▸ **What is required**
Without the pictures, set down every line of the data exactly.

— START Rows —

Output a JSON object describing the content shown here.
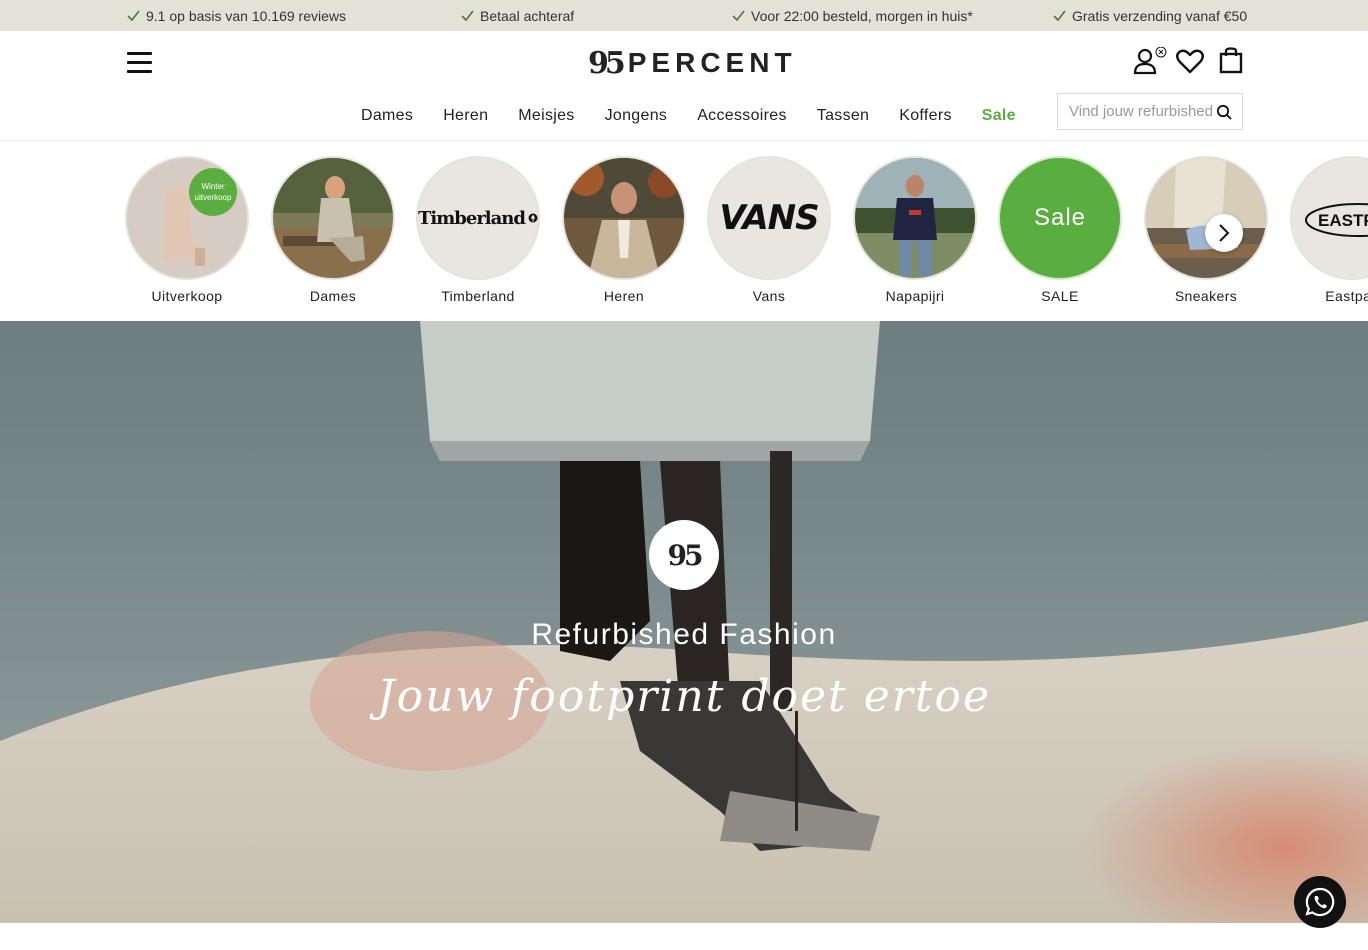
{
  "usps": [
    {
      "text": "9.1 op basis van 10.169 reviews",
      "icon": "check-icon"
    },
    {
      "text": "Betaal achteraf",
      "icon": "check-icon"
    },
    {
      "text": "Voor 22:00 besteld, morgen in huis*",
      "icon": "check-icon"
    },
    {
      "text": "Gratis verzending vanaf €50",
      "icon": "check-icon"
    }
  ],
  "header": {
    "logo_number": "95",
    "logo_word": "PERCENT",
    "icons": [
      "menu-icon",
      "account-icon",
      "wishlist-heart-icon",
      "shopping-bag-icon"
    ]
  },
  "nav": {
    "items": [
      "Dames",
      "Heren",
      "Meisjes",
      "Jongens",
      "Accessoires",
      "Tassen",
      "Koffers",
      "Sale"
    ]
  },
  "search": {
    "placeholder": "Vind jouw refurbished item"
  },
  "categories": [
    {
      "label": "Uitverkoop",
      "badge": "Winter uitverkoop"
    },
    {
      "label": "Dames"
    },
    {
      "label": "Timberland",
      "logo_text": "Timberland"
    },
    {
      "label": "Heren"
    },
    {
      "label": "Vans",
      "logo_text": "VANS"
    },
    {
      "label": "Napapijri"
    },
    {
      "label": "SALE",
      "circle_text": "Sale"
    },
    {
      "label": "Sneakers"
    },
    {
      "label": "Eastpak",
      "logo_text": "EASTPAK"
    }
  ],
  "hero": {
    "badge": "95",
    "title": "Refurbished Fashion",
    "subtitle": "Jouw footprint doet ertoe"
  },
  "colors": {
    "usp_bar": "#e4e1d6",
    "accent_green": "#5aae3f",
    "check_green": "#4b7a3c"
  }
}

— END Rows —

▸ **Written response**
Output a JSON object describing the content shown here.
{
  "usps": [
    {
      "text": "9.1 op basis van 10.169 reviews",
      "icon": "check-icon"
    },
    {
      "text": "Betaal achteraf",
      "icon": "check-icon"
    },
    {
      "text": "Voor 22:00 besteld, morgen in huis*",
      "icon": "check-icon"
    },
    {
      "text": "Gratis verzending vanaf €50",
      "icon": "check-icon"
    }
  ],
  "header": {
    "logo_number": "95",
    "logo_word": "PERCENT",
    "icons": [
      "menu-icon",
      "account-icon",
      "wishlist-heart-icon",
      "shopping-bag-icon"
    ]
  },
  "nav": {
    "items": [
      "Dames",
      "Heren",
      "Meisjes",
      "Jongens",
      "Accessoires",
      "Tassen",
      "Koffers",
      "Sale"
    ]
  },
  "search": {
    "placeholder": "Vind jouw refurbished item"
  },
  "categories": [
    {
      "label": "Uitverkoop",
      "badge": "Winter uitverkoop"
    },
    {
      "label": "Dames"
    },
    {
      "label": "Timberland",
      "logo_text": "Timberland"
    },
    {
      "label": "Heren"
    },
    {
      "label": "Vans",
      "logo_text": "VANS"
    },
    {
      "label": "Napapijri"
    },
    {
      "label": "SALE",
      "circle_text": "Sale"
    },
    {
      "label": "Sneakers"
    },
    {
      "label": "Eastpak",
      "logo_text": "EASTPAK"
    }
  ],
  "hero": {
    "badge": "95",
    "title": "Refurbished Fashion",
    "subtitle": "Jouw footprint doet ertoe"
  },
  "colors": {
    "usp_bar": "#e4e1d6",
    "accent_green": "#5aae3f",
    "check_green": "#4b7a3c"
  }
}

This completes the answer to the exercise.